-- SUPPLIED MATERIAL --
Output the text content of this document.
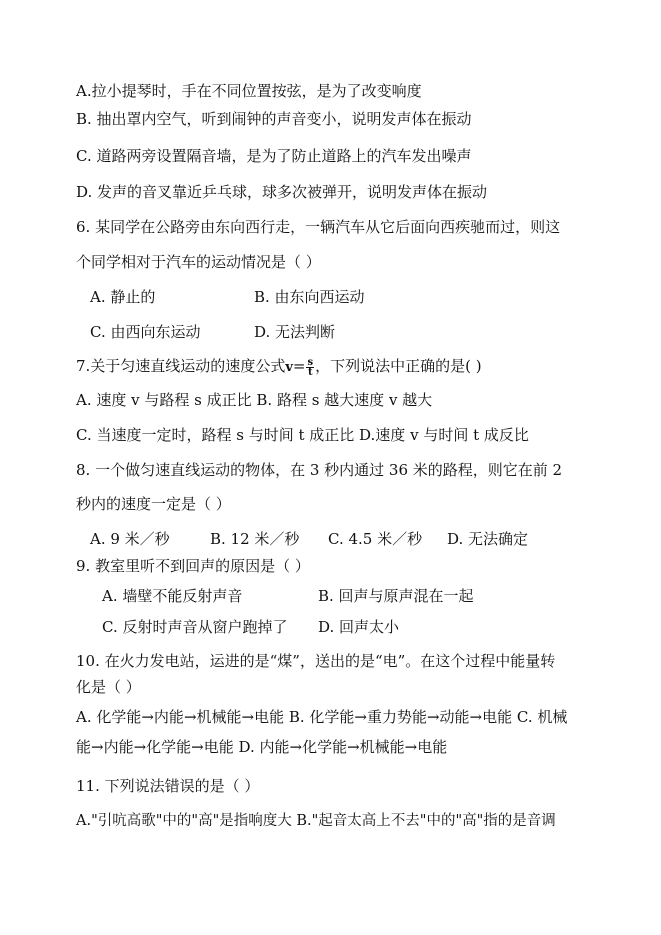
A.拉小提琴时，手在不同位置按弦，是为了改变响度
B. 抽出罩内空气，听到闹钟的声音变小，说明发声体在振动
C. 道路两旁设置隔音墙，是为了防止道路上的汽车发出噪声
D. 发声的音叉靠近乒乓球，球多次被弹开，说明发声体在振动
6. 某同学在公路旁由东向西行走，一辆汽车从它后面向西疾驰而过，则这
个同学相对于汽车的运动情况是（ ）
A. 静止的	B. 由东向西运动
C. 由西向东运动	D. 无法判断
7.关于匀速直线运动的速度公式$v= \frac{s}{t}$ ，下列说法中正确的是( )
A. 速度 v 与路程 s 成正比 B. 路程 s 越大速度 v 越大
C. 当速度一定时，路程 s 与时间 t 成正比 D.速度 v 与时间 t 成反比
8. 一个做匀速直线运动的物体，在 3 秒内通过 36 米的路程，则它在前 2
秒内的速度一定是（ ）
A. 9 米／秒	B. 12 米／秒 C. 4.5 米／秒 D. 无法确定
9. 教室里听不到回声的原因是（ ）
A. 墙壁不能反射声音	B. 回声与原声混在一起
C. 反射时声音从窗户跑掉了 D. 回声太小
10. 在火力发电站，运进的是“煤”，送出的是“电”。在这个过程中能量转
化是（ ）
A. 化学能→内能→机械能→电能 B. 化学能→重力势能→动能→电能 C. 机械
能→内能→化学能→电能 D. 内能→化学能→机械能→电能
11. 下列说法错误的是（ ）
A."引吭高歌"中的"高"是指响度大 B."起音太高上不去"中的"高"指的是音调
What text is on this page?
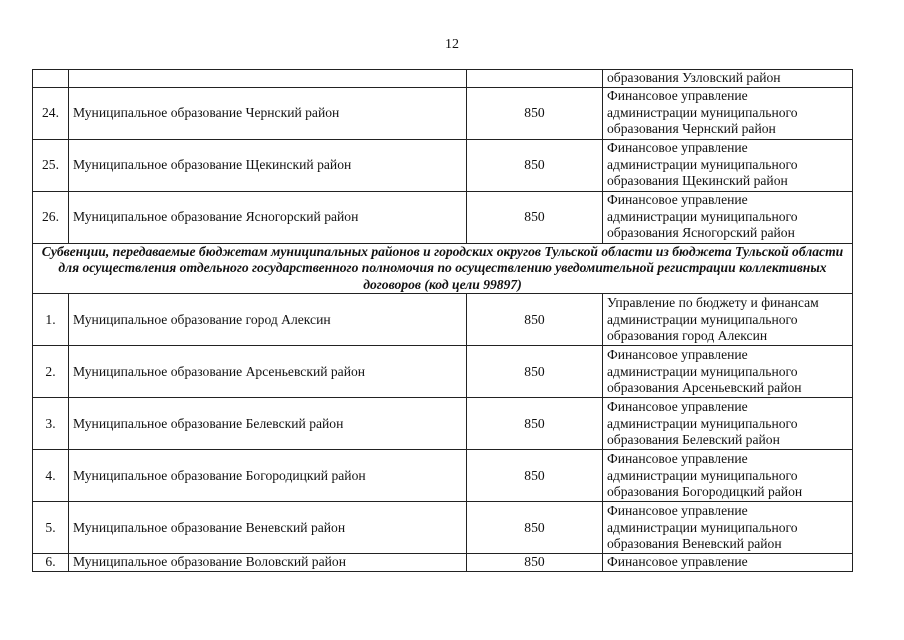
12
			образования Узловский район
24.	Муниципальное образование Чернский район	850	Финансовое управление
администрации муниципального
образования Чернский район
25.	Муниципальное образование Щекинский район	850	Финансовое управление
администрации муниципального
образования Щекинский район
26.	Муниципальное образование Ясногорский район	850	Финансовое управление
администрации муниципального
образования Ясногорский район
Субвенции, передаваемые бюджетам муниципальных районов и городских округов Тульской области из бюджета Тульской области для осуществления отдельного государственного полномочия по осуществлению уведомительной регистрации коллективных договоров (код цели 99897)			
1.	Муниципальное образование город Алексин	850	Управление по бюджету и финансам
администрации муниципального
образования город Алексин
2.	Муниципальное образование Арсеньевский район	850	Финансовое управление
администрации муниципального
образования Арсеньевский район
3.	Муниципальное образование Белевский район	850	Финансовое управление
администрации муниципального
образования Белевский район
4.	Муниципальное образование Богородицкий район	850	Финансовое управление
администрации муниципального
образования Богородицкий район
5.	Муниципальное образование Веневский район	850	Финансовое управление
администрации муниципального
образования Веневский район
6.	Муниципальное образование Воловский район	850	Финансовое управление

-- WHAT TO PRODUCE --
Reproduce each record from above exactly; pictures do not belong in the copy.

-- WRITTEN SOLUTION --
Output the text content of this document.
A.拉小提琴时，手在不同位置按弦，是为了改变响度
B. 抽出罩内空气，听到闹钟的声音变小，说明发声体在振动
C. 道路两旁设置隔音墙，是为了防止道路上的汽车发出噪声
D. 发声的音叉靠近乒乓球，球多次被弹开，说明发声体在振动
6. 某同学在公路旁由东向西行走，一辆汽车从它后面向西疾驰而过，则这
个同学相对于汽车的运动情况是（ ）
A. 静止的	B. 由东向西运动
C. 由西向东运动	D. 无法判断
7.关于匀速直线运动的速度公式$v= \frac{s}{t}$ ，下列说法中正确的是( )
A. 速度 v 与路程 s 成正比 B. 路程 s 越大速度 v 越大
C. 当速度一定时，路程 s 与时间 t 成正比 D.速度 v 与时间 t 成反比
8. 一个做匀速直线运动的物体，在 3 秒内通过 36 米的路程，则它在前 2
秒内的速度一定是（ ）
A. 9 米／秒	B. 12 米／秒 C. 4.5 米／秒 D. 无法确定
9. 教室里听不到回声的原因是（ ）
A. 墙壁不能反射声音	B. 回声与原声混在一起
C. 反射时声音从窗户跑掉了 D. 回声太小
10. 在火力发电站，运进的是“煤”，送出的是“电”。在这个过程中能量转
化是（ ）
A. 化学能→内能→机械能→电能 B. 化学能→重力势能→动能→电能 C. 机械
能→内能→化学能→电能 D. 内能→化学能→机械能→电能
11. 下列说法错误的是（ ）
A."引吭高歌"中的"高"是指响度大 B."起音太高上不去"中的"高"指的是音调
What text is on this page?
12
			образования Узловский район
24.	Муниципальное образование Чернский район	850	Финансовое управление
администрации муниципального
образования Чернский район
25.	Муниципальное образование Щекинский район	850	Финансовое управление
администрации муниципального
образования Щекинский район
26.	Муниципальное образование Ясногорский район	850	Финансовое управление
администрации муниципального
образования Ясногорский район
Субвенции, передаваемые бюджетам муниципальных районов и городских округов Тульской области из бюджета Тульской области для осуществления отдельного государственного полномочия по осуществлению уведомительной регистрации коллективных договоров (код цели 99897)			
1.	Муниципальное образование город Алексин	850	Управление по бюджету и финансам
администрации муниципального
образования город Алексин
2.	Муниципальное образование Арсеньевский район	850	Финансовое управление
администрации муниципального
образования Арсеньевский район
3.	Муниципальное образование Белевский район	850	Финансовое управление
администрации муниципального
образования Белевский район
4.	Муниципальное образование Богородицкий район	850	Финансовое управление
администрации муниципального
образования Богородицкий район
5.	Муниципальное образование Веневский район	850	Финансовое управление
администрации муниципального
образования Веневский район
6.	Муниципальное образование Воловский район	850	Финансовое управление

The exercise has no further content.